Could you write out the records below exactly as they appear?

### Material to process
########

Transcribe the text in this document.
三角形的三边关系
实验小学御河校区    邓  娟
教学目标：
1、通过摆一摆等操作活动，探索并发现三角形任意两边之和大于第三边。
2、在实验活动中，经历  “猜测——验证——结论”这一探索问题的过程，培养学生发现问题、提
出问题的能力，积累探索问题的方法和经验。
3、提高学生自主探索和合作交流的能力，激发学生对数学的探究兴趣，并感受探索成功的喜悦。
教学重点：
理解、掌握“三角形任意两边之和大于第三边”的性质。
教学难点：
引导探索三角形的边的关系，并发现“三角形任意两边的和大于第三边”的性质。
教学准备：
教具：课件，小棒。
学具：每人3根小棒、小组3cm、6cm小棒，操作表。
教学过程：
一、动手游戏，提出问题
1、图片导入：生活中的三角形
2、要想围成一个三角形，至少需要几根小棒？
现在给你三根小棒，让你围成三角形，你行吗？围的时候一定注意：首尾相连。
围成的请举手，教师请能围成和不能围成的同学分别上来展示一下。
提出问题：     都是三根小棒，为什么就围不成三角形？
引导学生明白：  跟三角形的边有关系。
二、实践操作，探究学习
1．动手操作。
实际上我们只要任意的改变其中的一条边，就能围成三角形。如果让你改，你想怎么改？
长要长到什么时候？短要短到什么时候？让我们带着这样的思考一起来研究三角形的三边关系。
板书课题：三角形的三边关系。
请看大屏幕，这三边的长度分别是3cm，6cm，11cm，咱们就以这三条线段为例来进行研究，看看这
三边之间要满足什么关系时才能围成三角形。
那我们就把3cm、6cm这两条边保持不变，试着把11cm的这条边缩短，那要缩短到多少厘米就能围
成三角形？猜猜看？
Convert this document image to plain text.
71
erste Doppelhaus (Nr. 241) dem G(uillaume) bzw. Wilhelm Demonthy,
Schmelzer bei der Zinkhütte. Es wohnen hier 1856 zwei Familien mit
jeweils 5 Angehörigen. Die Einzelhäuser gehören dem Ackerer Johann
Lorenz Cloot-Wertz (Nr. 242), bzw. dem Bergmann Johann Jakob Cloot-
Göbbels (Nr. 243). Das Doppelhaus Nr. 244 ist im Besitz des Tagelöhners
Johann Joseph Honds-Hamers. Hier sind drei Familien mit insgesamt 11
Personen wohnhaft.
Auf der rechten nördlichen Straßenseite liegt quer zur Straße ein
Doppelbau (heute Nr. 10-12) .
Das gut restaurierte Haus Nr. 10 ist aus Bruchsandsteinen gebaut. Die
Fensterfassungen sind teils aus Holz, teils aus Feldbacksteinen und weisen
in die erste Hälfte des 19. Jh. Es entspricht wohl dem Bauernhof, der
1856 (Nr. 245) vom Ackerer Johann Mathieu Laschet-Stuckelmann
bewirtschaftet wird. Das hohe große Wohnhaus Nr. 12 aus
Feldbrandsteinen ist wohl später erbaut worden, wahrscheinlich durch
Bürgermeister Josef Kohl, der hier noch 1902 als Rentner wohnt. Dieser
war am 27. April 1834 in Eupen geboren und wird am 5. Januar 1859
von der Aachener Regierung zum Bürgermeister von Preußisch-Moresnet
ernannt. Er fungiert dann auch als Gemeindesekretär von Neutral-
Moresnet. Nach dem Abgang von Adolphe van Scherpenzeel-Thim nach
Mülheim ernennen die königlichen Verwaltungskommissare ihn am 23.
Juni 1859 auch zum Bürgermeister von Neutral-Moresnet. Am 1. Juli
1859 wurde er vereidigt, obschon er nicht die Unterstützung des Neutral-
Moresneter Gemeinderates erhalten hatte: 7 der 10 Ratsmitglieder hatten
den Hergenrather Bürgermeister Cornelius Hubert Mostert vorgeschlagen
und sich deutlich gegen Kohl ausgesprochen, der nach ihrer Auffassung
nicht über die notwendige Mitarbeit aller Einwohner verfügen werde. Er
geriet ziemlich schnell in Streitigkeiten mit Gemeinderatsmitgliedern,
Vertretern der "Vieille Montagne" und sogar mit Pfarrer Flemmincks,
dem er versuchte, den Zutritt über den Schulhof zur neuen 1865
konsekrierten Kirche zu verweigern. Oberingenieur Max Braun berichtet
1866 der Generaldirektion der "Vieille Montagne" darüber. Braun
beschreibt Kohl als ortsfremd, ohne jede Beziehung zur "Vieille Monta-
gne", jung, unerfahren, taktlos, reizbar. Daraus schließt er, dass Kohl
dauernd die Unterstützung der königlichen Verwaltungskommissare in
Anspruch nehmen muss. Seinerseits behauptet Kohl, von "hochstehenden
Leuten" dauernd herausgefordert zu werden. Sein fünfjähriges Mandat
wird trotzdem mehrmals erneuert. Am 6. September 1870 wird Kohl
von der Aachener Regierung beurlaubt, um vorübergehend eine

########

### Problem solution
Transcribe the text in this document.
三角形的三边关系
实验小学御河校区    邓  娟
教学目标：
1、通过摆一摆等操作活动，探索并发现三角形任意两边之和大于第三边。
2、在实验活动中，经历  “猜测——验证——结论”这一探索问题的过程，培养学生发现问题、提
出问题的能力，积累探索问题的方法和经验。
3、提高学生自主探索和合作交流的能力，激发学生对数学的探究兴趣，并感受探索成功的喜悦。
教学重点：
理解、掌握“三角形任意两边之和大于第三边”的性质。
教学难点：
引导探索三角形的边的关系，并发现“三角形任意两边的和大于第三边”的性质。
教学准备：
教具：课件，小棒。
学具：每人3根小棒、小组3cm、6cm小棒，操作表。
教学过程：
一、动手游戏，提出问题
1、图片导入：生活中的三角形
2、要想围成一个三角形，至少需要几根小棒？
现在给你三根小棒，让你围成三角形，你行吗？围的时候一定注意：首尾相连。
围成的请举手，教师请能围成和不能围成的同学分别上来展示一下。
提出问题：     都是三根小棒，为什么就围不成三角形？
引导学生明白：  跟三角形的边有关系。
二、实践操作，探究学习
1．动手操作。
实际上我们只要任意的改变其中的一条边，就能围成三角形。如果让你改，你想怎么改？
长要长到什么时候？短要短到什么时候？让我们带着这样的思考一起来研究三角形的三边关系。
板书课题：三角形的三边关系。
请看大屏幕，这三边的长度分别是3cm，6cm，11cm，咱们就以这三条线段为例来进行研究，看看这
三边之间要满足什么关系时才能围成三角形。
那我们就把3cm、6cm这两条边保持不变，试着把11cm的这条边缩短，那要缩短到多少厘米就能围
成三角形？猜猜看？
Convert this document image to plain text.
71
erste Doppelhaus (Nr. 241) dem G(uillaume) bzw. Wilhelm Demonthy,
Schmelzer bei der Zinkhütte. Es wohnen hier 1856 zwei Familien mit
jeweils 5 Angehörigen. Die Einzelhäuser gehören dem Ackerer Johann
Lorenz Cloot-Wertz (Nr. 242), bzw. dem Bergmann Johann Jakob Cloot-
Göbbels (Nr. 243). Das Doppelhaus Nr. 244 ist im Besitz des Tagelöhners
Johann Joseph Honds-Hamers. Hier sind drei Familien mit insgesamt 11
Personen wohnhaft.
Auf der rechten nördlichen Straßenseite liegt quer zur Straße ein
Doppelbau (heute Nr. 10-12) .
Das gut restaurierte Haus Nr. 10 ist aus Bruchsandsteinen gebaut. Die
Fensterfassungen sind teils aus Holz, teils aus Feldbacksteinen und weisen
in die erste Hälfte des 19. Jh. Es entspricht wohl dem Bauernhof, der
1856 (Nr. 245) vom Ackerer Johann Mathieu Laschet-Stuckelmann
bewirtschaftet wird. Das hohe große Wohnhaus Nr. 12 aus
Feldbrandsteinen ist wohl später erbaut worden, wahrscheinlich durch
Bürgermeister Josef Kohl, der hier noch 1902 als Rentner wohnt. Dieser
war am 27. April 1834 in Eupen geboren und wird am 5. Januar 1859
von der Aachener Regierung zum Bürgermeister von Preußisch-Moresnet
ernannt. Er fungiert dann auch als Gemeindesekretär von Neutral-
Moresnet. Nach dem Abgang von Adolphe van Scherpenzeel-Thim nach
Mülheim ernennen die königlichen Verwaltungskommissare ihn am 23.
Juni 1859 auch zum Bürgermeister von Neutral-Moresnet. Am 1. Juli
1859 wurde er vereidigt, obschon er nicht die Unterstützung des Neutral-
Moresneter Gemeinderates erhalten hatte: 7 der 10 Ratsmitglieder hatten
den Hergenrather Bürgermeister Cornelius Hubert Mostert vorgeschlagen
und sich deutlich gegen Kohl ausgesprochen, der nach ihrer Auffassung
nicht über die notwendige Mitarbeit aller Einwohner verfügen werde. Er
geriet ziemlich schnell in Streitigkeiten mit Gemeinderatsmitgliedern,
Vertretern der "Vieille Montagne" und sogar mit Pfarrer Flemmincks,
dem er versuchte, den Zutritt über den Schulhof zur neuen 1865
konsekrierten Kirche zu verweigern. Oberingenieur Max Braun berichtet
1866 der Generaldirektion der "Vieille Montagne" darüber. Braun
beschreibt Kohl als ortsfremd, ohne jede Beziehung zur "Vieille Monta-
gne", jung, unerfahren, taktlos, reizbar. Daraus schließt er, dass Kohl
dauernd die Unterstützung der königlichen Verwaltungskommissare in
Anspruch nehmen muss. Seinerseits behauptet Kohl, von "hochstehenden
Leuten" dauernd herausgefordert zu werden. Sein fünfjähriges Mandat
wird trotzdem mehrmals erneuert. Am 6. September 1870 wird Kohl
von der Aachener Regierung beurlaubt, um vorübergehend eine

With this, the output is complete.